* ÉNONCÉ ÉCRIT:
Citez mot pour mot le passage de l'extrait fourni qui commence par « r – Sciscitatus » et se poursuit jusqu'à « Lat. in Præf.) ».

* EXTRAIT FOURNI:
◆ ◆ ◆ ◆ ◆ ◆ ◆

Arrivé en Allemagne au mois de décembre 1518, le nouveau légat s’appliqua, sur sa route, à sonder l’opinion publique. A son grand étonnement, il remarqua partout où il s’arrêta, que la plupart des habitants étaient pour la Réformationr. On parlait de Luther avec enthousiasme. Pour une personne favorable au pape, il en trouvait trois favorables au réformateurs. Luther nous a conservé un trait de sa mission. « Que pensez-vous du siège de Rome ? » demandait souvent le légat à des hôtesses et à des servantes d’auberge. Un jour, l’une de ces pauvres femmes lui répondit naïvement : « Vraiment, nous ne savons si les sièges que vous avez à Rome sont de pierre ou de boist. »

r – Sciscitatus per viam Miltitius quanam esset in æstimatione Lutherus… sensit de eo cum admiratione homines loqui. (Pallavicini, Hist. Concil. Trid., « 1.1, p. 51.)

s – Ecce ubi unum pro papa stare inveni, tres pro te contra papam stabant. (L. Opp. Lat. in Præf.)

◆ ◆ ◆ ◆ ◆ ◆ ◆

* DONNÉES FOURNIES:
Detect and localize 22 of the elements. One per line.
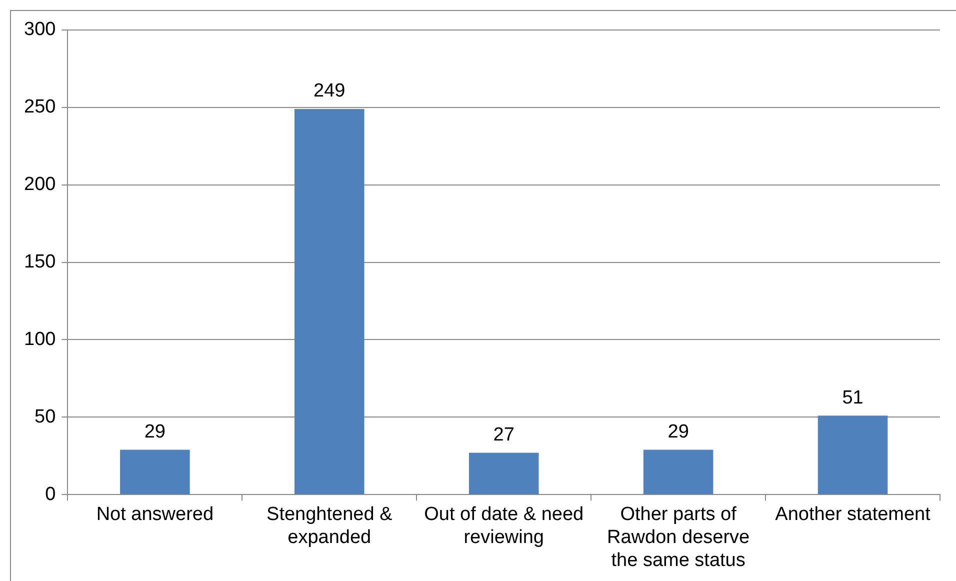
y-tick-label: 100	[24, 328, 56, 350]
y-tick-label: 300	[24, 19, 56, 40]
bar	[643, 450, 714, 494]
bar	[818, 416, 888, 494]
y-tick-label: 250	[24, 96, 56, 118]
data-label: 249	[314, 80, 346, 102]
x-tick-label: Other parts of Rawdon deserve the same status	[607, 504, 750, 571]
x-tick-label: Not answered	[96, 504, 214, 526]
x-tick-label: Out of date & need reviewing	[424, 504, 584, 548]
x-tick-label: Another statement	[775, 504, 932, 526]
y-tick-label: 50	[34, 406, 56, 428]
y-tick-label: 0	[45, 484, 56, 505]
y-tick-label: 150	[24, 252, 56, 273]
x-tick-label: Stenghtened & expanded	[266, 504, 393, 548]
bar	[468, 452, 539, 494]
y-tick-label: 200	[24, 174, 56, 196]
data-label: 29	[144, 421, 166, 442]
data-label: 27	[493, 424, 514, 446]
bar	[294, 108, 364, 494]
data-label: 51	[842, 387, 864, 408]
data-label: 29	[668, 421, 689, 442]
bar	[120, 450, 190, 494]
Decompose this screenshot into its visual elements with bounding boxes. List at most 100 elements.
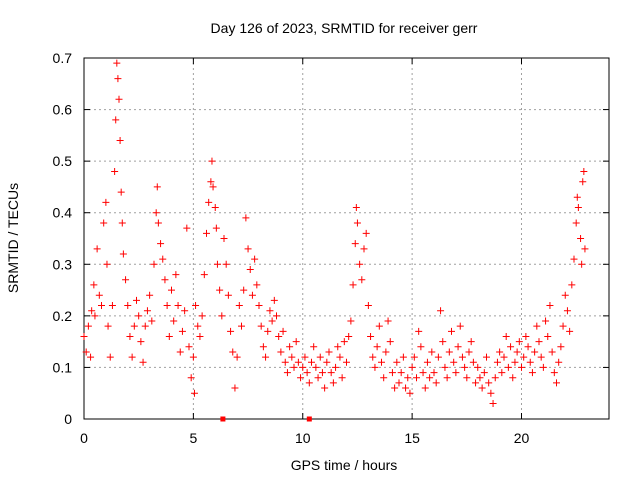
- data-point: [507, 343, 515, 351]
- data-point: [382, 348, 390, 356]
- data-point: [421, 384, 429, 392]
- axis-ticks: 0 5 10 15 20 0 0.1 0.2 0.3 0.4 0.5 0.6 0.7: [53, 50, 609, 446]
- data-point: [518, 363, 525, 371]
- data-point: [443, 374, 451, 382]
- data-point: [415, 327, 423, 335]
- data-point: [378, 358, 385, 366]
- data-point: [141, 322, 149, 330]
- data-point: [343, 358, 350, 366]
- data-point: [548, 348, 556, 356]
- data-point: [557, 343, 565, 351]
- data-point: [80, 332, 88, 340]
- data-point: [194, 322, 202, 330]
- data-point: [208, 157, 216, 165]
- data-point: [579, 178, 587, 186]
- data-point: [224, 291, 232, 299]
- data-point: [550, 369, 558, 377]
- data-point: [116, 137, 124, 145]
- data-point: [504, 363, 512, 371]
- data-point: [115, 95, 123, 103]
- data-point: [108, 302, 116, 310]
- data-point: [303, 369, 311, 377]
- data-point: [266, 307, 274, 315]
- data-point: [148, 317, 156, 325]
- data-point: [413, 374, 420, 382]
- data-point: [553, 379, 560, 387]
- data-point: [454, 343, 462, 351]
- data-point: [325, 348, 333, 356]
- data-point: [163, 302, 171, 310]
- data-point: [402, 384, 410, 392]
- data-point: [308, 358, 315, 366]
- data-point: [165, 332, 173, 340]
- data-point: [327, 369, 335, 377]
- data-point: [84, 322, 92, 330]
- data-point: [352, 204, 360, 212]
- data-point: [568, 281, 576, 289]
- data-point: [321, 384, 329, 392]
- data-point: [542, 317, 550, 325]
- data-point: [181, 307, 189, 315]
- data-point: [238, 322, 245, 330]
- data-point: [531, 348, 539, 356]
- data-point: [522, 332, 530, 340]
- data-point: [242, 214, 250, 222]
- data-point: [448, 327, 455, 335]
- data-point: [244, 245, 252, 253]
- data-point: [275, 332, 283, 340]
- data-point: [168, 286, 175, 294]
- data-point: [391, 384, 399, 392]
- data-point: [329, 379, 337, 387]
- y-tick-label: 0.3: [53, 256, 73, 272]
- data-point: [133, 296, 140, 304]
- data-point: [574, 204, 582, 212]
- data-point: [305, 379, 313, 387]
- data-point: [566, 327, 574, 335]
- data-point: [362, 229, 370, 237]
- x-tick-label: 5: [189, 430, 197, 446]
- data-point: [111, 167, 119, 175]
- data-point: [353, 219, 361, 227]
- y-tick-label: 0: [64, 411, 72, 427]
- y-tick-label: 0.2: [53, 308, 73, 324]
- data-point: [207, 178, 215, 186]
- data-point: [90, 281, 98, 289]
- data-point: [281, 358, 289, 366]
- data-point: [458, 353, 466, 361]
- data-point: [535, 338, 543, 346]
- data-point: [192, 302, 200, 310]
- data-point: [334, 343, 342, 351]
- data-point: [465, 348, 473, 356]
- data-point: [146, 291, 154, 299]
- data-point: [139, 358, 147, 366]
- data-point: [218, 312, 226, 320]
- data-point: [537, 353, 545, 361]
- y-tick-label: 0.4: [53, 205, 73, 221]
- data-point: [170, 317, 178, 325]
- data-point: [154, 219, 162, 227]
- data-point: [419, 369, 427, 377]
- data-point: [153, 183, 161, 191]
- data-point: [262, 353, 270, 361]
- data-point: [371, 363, 379, 371]
- data-point: [157, 240, 165, 248]
- data-point: [573, 193, 581, 201]
- data-point: [423, 358, 431, 366]
- data-point: [559, 322, 567, 330]
- data-point: [434, 353, 442, 361]
- data-point: [367, 332, 375, 340]
- data-point: [539, 363, 547, 371]
- data-point: [82, 348, 90, 356]
- data-point: [130, 322, 138, 330]
- data-point: [478, 384, 486, 392]
- data-point: [119, 250, 127, 258]
- data-point: [152, 209, 160, 217]
- data-point: [472, 379, 480, 387]
- data-point: [452, 369, 460, 377]
- data-point: [500, 353, 508, 361]
- data-point: [395, 379, 403, 387]
- data-point: [581, 245, 589, 253]
- data-point: [336, 353, 344, 361]
- data-point: [172, 271, 180, 279]
- data-point: [189, 353, 197, 361]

◆ ◆ ◆ ◆ ◆ ◆ ◆

* RÉPONSE ATTENDUE:
r – Sciscitatus per viam Miltitius quanam esset in æstimatione Lutherus… sensit de eo cum admiratione homines loqui. (Pallavicini, Hist. Concil. Trid., « 1.1, p. 51.)

s – Ecce ubi unum pro papa stare inveni, tres pro te contra papam stabant. (L. Opp. Lat. in Præf.)